:: Exercise directions ::
Report only the number of lines in this material that include the string "MALS".

:: Dataset records ::
* Start *

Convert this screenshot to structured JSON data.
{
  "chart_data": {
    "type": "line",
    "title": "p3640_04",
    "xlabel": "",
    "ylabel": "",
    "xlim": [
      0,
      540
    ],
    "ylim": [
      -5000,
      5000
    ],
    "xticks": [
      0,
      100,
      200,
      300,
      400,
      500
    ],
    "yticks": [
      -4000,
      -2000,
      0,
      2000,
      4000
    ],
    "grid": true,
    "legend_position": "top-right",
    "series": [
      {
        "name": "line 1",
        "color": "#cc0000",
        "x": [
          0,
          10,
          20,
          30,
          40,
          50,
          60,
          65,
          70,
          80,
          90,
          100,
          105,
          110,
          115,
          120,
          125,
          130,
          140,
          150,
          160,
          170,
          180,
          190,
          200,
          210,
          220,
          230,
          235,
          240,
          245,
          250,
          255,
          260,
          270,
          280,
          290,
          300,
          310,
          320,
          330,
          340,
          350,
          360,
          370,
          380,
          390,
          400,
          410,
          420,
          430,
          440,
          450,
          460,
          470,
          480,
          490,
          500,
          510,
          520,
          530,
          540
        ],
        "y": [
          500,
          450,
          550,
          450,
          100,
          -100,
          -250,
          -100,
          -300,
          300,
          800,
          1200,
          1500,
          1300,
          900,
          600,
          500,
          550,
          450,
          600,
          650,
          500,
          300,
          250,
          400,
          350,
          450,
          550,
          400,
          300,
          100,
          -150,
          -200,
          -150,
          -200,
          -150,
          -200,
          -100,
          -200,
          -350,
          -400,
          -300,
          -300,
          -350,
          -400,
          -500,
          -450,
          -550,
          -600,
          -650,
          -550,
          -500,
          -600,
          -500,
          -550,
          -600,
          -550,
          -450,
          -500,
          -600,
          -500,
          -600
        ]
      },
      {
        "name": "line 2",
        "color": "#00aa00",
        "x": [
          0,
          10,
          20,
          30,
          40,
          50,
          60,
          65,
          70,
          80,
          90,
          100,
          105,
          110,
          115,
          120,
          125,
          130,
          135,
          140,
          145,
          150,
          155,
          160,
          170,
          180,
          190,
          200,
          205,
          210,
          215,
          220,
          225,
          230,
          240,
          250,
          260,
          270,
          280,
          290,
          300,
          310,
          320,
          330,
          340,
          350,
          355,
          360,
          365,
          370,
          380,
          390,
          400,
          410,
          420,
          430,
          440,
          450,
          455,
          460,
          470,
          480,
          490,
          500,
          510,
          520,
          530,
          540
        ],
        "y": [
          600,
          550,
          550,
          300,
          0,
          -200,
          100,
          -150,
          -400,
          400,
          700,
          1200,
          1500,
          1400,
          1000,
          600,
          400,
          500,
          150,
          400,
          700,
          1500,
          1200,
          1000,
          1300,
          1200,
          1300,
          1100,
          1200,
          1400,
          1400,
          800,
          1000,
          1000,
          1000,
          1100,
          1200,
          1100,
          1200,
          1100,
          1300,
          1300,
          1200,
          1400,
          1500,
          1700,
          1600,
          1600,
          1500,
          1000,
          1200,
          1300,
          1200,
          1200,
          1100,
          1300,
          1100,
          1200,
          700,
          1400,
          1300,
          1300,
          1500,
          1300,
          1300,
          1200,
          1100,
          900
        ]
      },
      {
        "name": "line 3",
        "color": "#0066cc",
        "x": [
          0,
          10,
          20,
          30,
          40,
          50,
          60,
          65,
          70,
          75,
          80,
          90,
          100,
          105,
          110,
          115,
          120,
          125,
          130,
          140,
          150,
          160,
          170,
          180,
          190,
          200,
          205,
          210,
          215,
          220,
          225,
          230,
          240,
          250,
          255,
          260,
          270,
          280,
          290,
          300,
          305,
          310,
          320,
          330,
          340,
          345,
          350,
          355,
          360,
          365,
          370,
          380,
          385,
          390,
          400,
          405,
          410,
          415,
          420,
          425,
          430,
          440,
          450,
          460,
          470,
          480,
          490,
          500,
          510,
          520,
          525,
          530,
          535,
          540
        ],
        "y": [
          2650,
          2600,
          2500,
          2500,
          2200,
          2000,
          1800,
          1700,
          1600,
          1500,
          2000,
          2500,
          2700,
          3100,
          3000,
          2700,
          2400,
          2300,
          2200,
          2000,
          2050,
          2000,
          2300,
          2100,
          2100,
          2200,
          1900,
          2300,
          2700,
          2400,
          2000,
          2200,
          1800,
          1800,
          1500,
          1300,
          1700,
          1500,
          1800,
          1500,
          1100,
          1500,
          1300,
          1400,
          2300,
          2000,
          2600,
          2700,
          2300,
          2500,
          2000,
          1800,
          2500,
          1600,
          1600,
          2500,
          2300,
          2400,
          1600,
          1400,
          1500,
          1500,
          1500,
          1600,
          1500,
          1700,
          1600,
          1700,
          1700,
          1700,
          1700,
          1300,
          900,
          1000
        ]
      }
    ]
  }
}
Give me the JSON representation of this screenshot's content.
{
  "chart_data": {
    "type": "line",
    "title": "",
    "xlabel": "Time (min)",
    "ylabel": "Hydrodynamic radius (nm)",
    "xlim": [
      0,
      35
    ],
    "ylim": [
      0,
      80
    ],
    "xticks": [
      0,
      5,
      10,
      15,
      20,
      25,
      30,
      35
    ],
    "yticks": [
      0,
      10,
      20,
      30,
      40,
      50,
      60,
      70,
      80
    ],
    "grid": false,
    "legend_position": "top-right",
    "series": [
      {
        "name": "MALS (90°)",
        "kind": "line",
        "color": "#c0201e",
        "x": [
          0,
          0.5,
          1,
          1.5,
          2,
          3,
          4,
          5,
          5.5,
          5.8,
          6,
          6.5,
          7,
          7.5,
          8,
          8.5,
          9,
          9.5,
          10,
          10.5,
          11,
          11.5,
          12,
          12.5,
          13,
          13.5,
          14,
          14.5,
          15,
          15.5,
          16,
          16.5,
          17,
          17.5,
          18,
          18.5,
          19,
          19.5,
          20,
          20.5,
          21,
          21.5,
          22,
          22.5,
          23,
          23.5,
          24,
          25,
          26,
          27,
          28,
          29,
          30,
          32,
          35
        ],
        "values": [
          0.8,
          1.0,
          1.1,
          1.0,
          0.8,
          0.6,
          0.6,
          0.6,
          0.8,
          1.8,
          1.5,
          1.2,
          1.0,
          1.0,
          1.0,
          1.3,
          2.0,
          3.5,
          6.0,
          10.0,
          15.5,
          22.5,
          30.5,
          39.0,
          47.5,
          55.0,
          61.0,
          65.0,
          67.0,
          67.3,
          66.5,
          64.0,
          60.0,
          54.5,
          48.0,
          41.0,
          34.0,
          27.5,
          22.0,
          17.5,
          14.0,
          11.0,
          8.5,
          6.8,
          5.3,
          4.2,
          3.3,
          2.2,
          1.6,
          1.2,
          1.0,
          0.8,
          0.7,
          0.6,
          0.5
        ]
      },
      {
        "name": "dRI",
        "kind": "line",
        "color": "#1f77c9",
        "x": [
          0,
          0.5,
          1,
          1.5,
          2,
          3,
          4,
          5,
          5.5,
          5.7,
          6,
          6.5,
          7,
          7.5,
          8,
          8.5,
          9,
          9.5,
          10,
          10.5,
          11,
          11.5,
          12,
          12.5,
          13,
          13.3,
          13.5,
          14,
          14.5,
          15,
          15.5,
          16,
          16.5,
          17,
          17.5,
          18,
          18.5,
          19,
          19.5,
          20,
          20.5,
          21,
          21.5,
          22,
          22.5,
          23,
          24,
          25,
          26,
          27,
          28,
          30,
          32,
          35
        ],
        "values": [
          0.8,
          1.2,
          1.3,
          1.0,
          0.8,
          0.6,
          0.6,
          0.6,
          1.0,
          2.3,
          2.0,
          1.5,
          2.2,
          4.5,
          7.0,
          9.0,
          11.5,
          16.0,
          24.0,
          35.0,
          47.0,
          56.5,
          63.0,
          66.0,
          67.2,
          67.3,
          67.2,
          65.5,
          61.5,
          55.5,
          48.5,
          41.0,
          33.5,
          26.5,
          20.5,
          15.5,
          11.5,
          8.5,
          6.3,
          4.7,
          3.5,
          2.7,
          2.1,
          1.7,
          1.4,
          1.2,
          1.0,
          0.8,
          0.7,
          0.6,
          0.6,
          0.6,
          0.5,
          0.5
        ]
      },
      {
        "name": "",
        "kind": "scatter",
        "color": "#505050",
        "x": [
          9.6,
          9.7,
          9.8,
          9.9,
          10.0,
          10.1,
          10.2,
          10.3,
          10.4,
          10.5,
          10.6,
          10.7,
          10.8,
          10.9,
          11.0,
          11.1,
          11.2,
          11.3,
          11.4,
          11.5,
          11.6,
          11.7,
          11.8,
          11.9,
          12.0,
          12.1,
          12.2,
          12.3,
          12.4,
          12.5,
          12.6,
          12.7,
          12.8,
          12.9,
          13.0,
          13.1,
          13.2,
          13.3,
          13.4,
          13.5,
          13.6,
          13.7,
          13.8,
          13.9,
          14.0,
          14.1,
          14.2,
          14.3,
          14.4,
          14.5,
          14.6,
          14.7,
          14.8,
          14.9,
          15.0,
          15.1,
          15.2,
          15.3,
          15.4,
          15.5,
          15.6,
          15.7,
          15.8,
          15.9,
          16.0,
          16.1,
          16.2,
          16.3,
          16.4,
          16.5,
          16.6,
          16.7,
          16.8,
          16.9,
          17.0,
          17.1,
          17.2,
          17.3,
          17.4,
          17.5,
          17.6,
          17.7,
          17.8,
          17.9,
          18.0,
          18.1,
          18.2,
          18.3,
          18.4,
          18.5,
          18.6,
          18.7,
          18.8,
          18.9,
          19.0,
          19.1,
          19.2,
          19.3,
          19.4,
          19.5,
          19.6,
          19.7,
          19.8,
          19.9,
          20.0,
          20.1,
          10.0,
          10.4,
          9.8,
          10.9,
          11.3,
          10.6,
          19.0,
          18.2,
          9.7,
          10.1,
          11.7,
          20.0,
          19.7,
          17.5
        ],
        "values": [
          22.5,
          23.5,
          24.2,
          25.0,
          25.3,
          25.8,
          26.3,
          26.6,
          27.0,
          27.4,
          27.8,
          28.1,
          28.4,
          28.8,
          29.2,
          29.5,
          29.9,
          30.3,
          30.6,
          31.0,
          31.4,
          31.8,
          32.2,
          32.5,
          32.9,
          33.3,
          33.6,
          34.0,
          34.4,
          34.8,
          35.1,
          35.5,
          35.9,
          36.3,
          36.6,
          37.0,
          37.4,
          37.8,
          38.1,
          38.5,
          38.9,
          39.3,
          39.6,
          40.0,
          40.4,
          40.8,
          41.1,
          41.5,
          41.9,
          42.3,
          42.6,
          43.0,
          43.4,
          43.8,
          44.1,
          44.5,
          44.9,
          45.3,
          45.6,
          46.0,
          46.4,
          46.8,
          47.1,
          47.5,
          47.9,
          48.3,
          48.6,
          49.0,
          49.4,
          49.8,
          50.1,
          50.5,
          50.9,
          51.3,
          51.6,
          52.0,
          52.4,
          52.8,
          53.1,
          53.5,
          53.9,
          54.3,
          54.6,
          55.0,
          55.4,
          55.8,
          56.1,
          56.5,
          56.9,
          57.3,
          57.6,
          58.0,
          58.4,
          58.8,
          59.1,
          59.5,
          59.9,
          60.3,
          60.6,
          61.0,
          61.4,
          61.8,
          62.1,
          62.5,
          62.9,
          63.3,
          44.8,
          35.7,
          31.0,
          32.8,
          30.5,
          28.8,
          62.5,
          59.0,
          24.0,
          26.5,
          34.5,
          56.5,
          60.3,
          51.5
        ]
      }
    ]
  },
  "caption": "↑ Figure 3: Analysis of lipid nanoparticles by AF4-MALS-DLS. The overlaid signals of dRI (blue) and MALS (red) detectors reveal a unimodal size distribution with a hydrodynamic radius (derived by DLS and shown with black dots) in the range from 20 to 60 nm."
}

* End *

:: Answer to this problem ::
2